··· Data supplied
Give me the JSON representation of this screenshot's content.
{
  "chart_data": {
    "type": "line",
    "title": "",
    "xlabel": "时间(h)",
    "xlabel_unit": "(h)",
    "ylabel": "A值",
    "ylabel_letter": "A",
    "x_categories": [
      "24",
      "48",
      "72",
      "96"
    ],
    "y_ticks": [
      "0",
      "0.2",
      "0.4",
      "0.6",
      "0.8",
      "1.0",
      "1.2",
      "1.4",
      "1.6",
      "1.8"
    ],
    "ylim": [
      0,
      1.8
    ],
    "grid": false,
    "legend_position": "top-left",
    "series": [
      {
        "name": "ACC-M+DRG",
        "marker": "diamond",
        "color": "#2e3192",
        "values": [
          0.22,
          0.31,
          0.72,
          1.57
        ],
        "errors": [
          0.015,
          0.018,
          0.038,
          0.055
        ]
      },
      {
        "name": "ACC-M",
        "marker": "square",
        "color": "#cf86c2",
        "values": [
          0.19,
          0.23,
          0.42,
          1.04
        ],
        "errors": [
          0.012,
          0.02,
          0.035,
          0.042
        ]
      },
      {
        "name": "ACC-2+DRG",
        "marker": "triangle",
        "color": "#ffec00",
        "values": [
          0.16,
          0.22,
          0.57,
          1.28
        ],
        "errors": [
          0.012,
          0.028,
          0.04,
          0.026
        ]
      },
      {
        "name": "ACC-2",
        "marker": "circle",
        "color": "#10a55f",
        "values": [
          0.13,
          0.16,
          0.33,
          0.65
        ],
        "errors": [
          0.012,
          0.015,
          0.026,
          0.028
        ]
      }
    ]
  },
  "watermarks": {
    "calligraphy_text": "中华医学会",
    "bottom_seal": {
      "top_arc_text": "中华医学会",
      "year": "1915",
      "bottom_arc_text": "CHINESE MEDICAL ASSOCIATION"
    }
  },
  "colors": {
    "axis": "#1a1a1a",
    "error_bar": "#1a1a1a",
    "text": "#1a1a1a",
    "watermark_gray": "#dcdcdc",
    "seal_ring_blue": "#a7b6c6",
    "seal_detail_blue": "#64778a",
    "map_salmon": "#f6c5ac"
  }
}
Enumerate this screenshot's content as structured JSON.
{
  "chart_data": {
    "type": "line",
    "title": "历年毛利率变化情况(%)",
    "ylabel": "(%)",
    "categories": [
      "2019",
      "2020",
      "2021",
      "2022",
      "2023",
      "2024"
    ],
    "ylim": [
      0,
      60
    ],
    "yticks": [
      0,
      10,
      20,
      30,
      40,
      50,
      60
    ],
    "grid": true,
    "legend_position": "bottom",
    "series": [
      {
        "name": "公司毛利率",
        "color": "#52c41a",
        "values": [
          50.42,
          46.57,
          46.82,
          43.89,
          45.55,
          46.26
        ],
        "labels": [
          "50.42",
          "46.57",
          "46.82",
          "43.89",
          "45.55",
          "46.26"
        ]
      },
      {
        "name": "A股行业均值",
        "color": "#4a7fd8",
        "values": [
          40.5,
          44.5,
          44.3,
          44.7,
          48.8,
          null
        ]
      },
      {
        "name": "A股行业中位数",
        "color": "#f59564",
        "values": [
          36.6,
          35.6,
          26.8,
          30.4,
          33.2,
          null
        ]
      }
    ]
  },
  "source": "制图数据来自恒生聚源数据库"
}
······
[The request] Repeat the material above in full, quoting it exactly.

[Exercise result]
Give me the JSON representation of this screenshot's content.
{
  "chart_data": {
    "type": "line",
    "title": "",
    "xlabel": "时间(h)",
    "xlabel_unit": "(h)",
    "ylabel": "A值",
    "ylabel_letter": "A",
    "x_categories": [
      "24",
      "48",
      "72",
      "96"
    ],
    "y_ticks": [
      "0",
      "0.2",
      "0.4",
      "0.6",
      "0.8",
      "1.0",
      "1.2",
      "1.4",
      "1.6",
      "1.8"
    ],
    "ylim": [
      0,
      1.8
    ],
    "grid": false,
    "legend_position": "top-left",
    "series": [
      {
        "name": "ACC-M+DRG",
        "marker": "diamond",
        "color": "#2e3192",
        "values": [
          0.22,
          0.31,
          0.72,
          1.57
        ],
        "errors": [
          0.015,
          0.018,
          0.038,
          0.055
        ]
      },
      {
        "name": "ACC-M",
        "marker": "square",
        "color": "#cf86c2",
        "values": [
          0.19,
          0.23,
          0.42,
          1.04
        ],
        "errors": [
          0.012,
          0.02,
          0.035,
          0.042
        ]
      },
      {
        "name": "ACC-2+DRG",
        "marker": "triangle",
        "color": "#ffec00",
        "values": [
          0.16,
          0.22,
          0.57,
          1.28
        ],
        "errors": [
          0.012,
          0.028,
          0.04,
          0.026
        ]
      },
      {
        "name": "ACC-2",
        "marker": "circle",
        "color": "#10a55f",
        "values": [
          0.13,
          0.16,
          0.33,
          0.65
        ],
        "errors": [
          0.012,
          0.015,
          0.026,
          0.028
        ]
      }
    ]
  },
  "watermarks": {
    "calligraphy_text": "中华医学会",
    "bottom_seal": {
      "top_arc_text": "中华医学会",
      "year": "1915",
      "bottom_arc_text": "CHINESE MEDICAL ASSOCIATION"
    }
  },
  "colors": {
    "axis": "#1a1a1a",
    "error_bar": "#1a1a1a",
    "text": "#1a1a1a",
    "watermark_gray": "#dcdcdc",
    "seal_ring_blue": "#a7b6c6",
    "seal_detail_blue": "#64778a",
    "map_salmon": "#f6c5ac"
  }
}
Enumerate this screenshot's content as structured JSON.
{
  "chart_data": {
    "type": "line",
    "title": "历年毛利率变化情况(%)",
    "ylabel": "(%)",
    "categories": [
      "2019",
      "2020",
      "2021",
      "2022",
      "2023",
      "2024"
    ],
    "ylim": [
      0,
      60
    ],
    "yticks": [
      0,
      10,
      20,
      30,
      40,
      50,
      60
    ],
    "grid": true,
    "legend_position": "bottom",
    "series": [
      {
        "name": "公司毛利率",
        "color": "#52c41a",
        "values": [
          50.42,
          46.57,
          46.82,
          43.89,
          45.55,
          46.26
        ],
        "labels": [
          "50.42",
          "46.57",
          "46.82",
          "43.89",
          "45.55",
          "46.26"
        ]
      },
      {
        "name": "A股行业均值",
        "color": "#4a7fd8",
        "values": [
          40.5,
          44.5,
          44.3,
          44.7,
          48.8,
          null
        ]
      },
      {
        "name": "A股行业中位数",
        "color": "#f59564",
        "values": [
          36.6,
          35.6,
          26.8,
          30.4,
          33.2,
          null
        ]
      }
    ]
  },
  "source": "制图数据来自恒生聚源数据库"
}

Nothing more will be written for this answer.